*RECORDS PROVIDED*.
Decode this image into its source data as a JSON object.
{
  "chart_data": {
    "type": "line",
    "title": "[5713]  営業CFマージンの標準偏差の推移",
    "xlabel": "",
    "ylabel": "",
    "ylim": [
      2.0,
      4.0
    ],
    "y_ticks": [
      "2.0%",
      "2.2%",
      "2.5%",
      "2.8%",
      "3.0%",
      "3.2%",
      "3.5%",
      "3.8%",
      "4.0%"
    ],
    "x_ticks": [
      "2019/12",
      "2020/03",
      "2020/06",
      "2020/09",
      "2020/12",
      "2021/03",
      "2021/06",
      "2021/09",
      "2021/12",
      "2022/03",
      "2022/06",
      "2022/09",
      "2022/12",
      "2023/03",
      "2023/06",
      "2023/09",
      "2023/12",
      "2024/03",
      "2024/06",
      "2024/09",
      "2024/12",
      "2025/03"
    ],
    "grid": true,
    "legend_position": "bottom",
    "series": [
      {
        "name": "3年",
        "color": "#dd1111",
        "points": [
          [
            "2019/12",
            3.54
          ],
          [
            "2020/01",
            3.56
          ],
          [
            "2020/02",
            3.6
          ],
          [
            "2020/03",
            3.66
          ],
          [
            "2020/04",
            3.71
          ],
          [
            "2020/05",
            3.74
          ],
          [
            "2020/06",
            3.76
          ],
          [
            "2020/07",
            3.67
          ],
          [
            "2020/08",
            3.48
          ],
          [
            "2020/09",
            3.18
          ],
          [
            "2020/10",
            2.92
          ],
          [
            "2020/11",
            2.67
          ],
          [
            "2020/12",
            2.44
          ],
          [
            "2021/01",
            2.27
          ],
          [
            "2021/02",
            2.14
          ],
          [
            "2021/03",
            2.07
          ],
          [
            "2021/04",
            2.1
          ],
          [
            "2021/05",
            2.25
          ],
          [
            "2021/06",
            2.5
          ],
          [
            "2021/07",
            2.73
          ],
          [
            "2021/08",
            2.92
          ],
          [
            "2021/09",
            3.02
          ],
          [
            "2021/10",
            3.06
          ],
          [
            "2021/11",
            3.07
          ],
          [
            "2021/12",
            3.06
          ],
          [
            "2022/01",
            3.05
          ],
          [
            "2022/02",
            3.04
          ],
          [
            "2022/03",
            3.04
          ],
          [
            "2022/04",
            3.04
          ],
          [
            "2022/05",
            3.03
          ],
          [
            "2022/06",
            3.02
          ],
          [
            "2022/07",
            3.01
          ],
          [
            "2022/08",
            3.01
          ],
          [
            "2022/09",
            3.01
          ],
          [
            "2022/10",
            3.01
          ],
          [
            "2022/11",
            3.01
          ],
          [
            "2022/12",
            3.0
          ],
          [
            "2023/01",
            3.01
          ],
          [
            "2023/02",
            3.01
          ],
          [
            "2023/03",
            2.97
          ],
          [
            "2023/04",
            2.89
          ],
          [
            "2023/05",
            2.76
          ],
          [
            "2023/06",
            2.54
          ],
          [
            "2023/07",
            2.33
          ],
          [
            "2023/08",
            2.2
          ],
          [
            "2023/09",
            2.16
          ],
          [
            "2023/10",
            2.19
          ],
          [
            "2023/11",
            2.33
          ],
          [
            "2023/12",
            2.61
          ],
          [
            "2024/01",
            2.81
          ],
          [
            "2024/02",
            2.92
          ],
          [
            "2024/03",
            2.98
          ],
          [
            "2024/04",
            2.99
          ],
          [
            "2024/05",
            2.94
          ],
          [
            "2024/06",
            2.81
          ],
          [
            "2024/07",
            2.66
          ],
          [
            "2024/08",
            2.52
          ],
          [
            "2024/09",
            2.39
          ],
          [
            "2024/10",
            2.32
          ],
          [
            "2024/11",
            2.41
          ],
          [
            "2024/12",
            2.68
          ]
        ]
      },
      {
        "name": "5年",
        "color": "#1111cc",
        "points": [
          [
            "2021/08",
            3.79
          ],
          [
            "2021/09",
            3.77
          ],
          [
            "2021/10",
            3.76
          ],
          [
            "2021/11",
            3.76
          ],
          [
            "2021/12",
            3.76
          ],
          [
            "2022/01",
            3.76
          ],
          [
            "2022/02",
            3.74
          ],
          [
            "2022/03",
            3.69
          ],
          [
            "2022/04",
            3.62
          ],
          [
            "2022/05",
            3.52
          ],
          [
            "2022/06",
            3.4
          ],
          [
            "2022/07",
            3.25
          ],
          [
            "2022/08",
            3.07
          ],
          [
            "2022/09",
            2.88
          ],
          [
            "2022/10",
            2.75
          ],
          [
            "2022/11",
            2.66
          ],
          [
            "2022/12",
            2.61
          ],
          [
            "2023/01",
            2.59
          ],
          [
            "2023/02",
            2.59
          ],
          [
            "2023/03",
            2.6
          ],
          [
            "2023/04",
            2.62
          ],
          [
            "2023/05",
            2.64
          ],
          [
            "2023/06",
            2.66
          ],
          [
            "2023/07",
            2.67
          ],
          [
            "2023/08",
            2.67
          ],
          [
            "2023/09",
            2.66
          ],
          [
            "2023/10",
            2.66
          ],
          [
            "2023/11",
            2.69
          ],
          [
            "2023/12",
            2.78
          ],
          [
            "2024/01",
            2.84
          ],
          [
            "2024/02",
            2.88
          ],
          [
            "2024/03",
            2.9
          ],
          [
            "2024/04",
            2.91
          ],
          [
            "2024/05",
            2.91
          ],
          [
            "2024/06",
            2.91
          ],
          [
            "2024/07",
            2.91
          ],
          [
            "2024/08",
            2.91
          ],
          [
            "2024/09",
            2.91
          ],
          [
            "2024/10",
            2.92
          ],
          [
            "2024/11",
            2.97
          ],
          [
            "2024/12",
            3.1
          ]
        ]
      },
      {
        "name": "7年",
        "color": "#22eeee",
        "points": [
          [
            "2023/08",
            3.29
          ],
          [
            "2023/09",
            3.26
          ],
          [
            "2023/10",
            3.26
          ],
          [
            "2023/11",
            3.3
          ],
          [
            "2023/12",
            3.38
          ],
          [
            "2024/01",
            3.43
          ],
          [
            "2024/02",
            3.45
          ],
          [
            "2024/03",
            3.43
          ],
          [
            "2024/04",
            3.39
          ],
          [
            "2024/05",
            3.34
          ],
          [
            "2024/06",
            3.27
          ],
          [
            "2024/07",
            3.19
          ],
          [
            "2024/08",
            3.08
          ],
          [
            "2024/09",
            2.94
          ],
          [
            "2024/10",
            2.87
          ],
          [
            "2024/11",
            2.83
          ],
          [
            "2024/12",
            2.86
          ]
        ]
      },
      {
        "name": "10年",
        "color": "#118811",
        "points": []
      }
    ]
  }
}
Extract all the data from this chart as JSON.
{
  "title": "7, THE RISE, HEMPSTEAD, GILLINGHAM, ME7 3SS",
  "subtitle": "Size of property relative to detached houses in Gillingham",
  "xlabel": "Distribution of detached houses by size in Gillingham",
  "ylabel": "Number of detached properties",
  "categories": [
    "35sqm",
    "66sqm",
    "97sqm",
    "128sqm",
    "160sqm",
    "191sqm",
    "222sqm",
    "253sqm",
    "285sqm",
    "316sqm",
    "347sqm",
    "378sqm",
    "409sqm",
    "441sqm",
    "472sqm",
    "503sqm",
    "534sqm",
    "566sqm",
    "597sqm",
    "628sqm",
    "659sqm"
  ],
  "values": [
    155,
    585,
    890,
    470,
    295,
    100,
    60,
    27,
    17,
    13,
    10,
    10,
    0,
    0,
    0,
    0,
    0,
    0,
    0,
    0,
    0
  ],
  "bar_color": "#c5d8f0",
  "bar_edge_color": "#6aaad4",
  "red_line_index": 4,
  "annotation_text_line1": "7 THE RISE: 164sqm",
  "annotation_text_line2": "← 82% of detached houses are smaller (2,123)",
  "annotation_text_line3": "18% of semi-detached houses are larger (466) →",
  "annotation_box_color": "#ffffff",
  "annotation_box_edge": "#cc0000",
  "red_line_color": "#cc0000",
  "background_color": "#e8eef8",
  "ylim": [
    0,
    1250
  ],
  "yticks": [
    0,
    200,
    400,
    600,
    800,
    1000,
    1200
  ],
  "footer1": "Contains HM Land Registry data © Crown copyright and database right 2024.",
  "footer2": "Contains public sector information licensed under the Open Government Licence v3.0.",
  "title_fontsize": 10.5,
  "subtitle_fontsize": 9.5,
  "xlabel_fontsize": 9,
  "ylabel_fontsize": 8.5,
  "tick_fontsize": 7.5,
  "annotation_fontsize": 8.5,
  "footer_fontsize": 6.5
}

*REQUIRED WORK*.
Reproduce exactly the line containing "Extract all the data from this chart as JSON." and every line after it through the end of the records above, and nothing else.

*REPLY*.
Extract all the data from this chart as JSON.
{
  "title": "7, THE RISE, HEMPSTEAD, GILLINGHAM, ME7 3SS",
  "subtitle": "Size of property relative to detached houses in Gillingham",
  "xlabel": "Distribution of detached houses by size in Gillingham",
  "ylabel": "Number of detached properties",
  "categories": [
    "35sqm",
    "66sqm",
    "97sqm",
    "128sqm",
    "160sqm",
    "191sqm",
    "222sqm",
    "253sqm",
    "285sqm",
    "316sqm",
    "347sqm",
    "378sqm",
    "409sqm",
    "441sqm",
    "472sqm",
    "503sqm",
    "534sqm",
    "566sqm",
    "597sqm",
    "628sqm",
    "659sqm"
  ],
  "values": [
    155,
    585,
    890,
    470,
    295,
    100,
    60,
    27,
    17,
    13,
    10,
    10,
    0,
    0,
    0,
    0,
    0,
    0,
    0,
    0,
    0
  ],
  "bar_color": "#c5d8f0",
  "bar_edge_color": "#6aaad4",
  "red_line_index": 4,
  "annotation_text_line1": "7 THE RISE: 164sqm",
  "annotation_text_line2": "← 82% of detached houses are smaller (2,123)",
  "annotation_text_line3": "18% of semi-detached houses are larger (466) →",
  "annotation_box_color": "#ffffff",
  "annotation_box_edge": "#cc0000",
  "red_line_color": "#cc0000",
  "background_color": "#e8eef8",
  "ylim": [
    0,
    1250
  ],
  "yticks": [
    0,
    200,
    400,
    600,
    800,
    1000,
    1200
  ],
  "footer1": "Contains HM Land Registry data © Crown copyright and database right 2024.",
  "footer2": "Contains public sector information licensed under the Open Government Licence v3.0.",
  "title_fontsize": 10.5,
  "subtitle_fontsize": 9.5,
  "xlabel_fontsize": 9,
  "ylabel_fontsize": 8.5,
  "tick_fontsize": 7.5,
  "annotation_fontsize": 8.5,
  "footer_fontsize": 6.5
}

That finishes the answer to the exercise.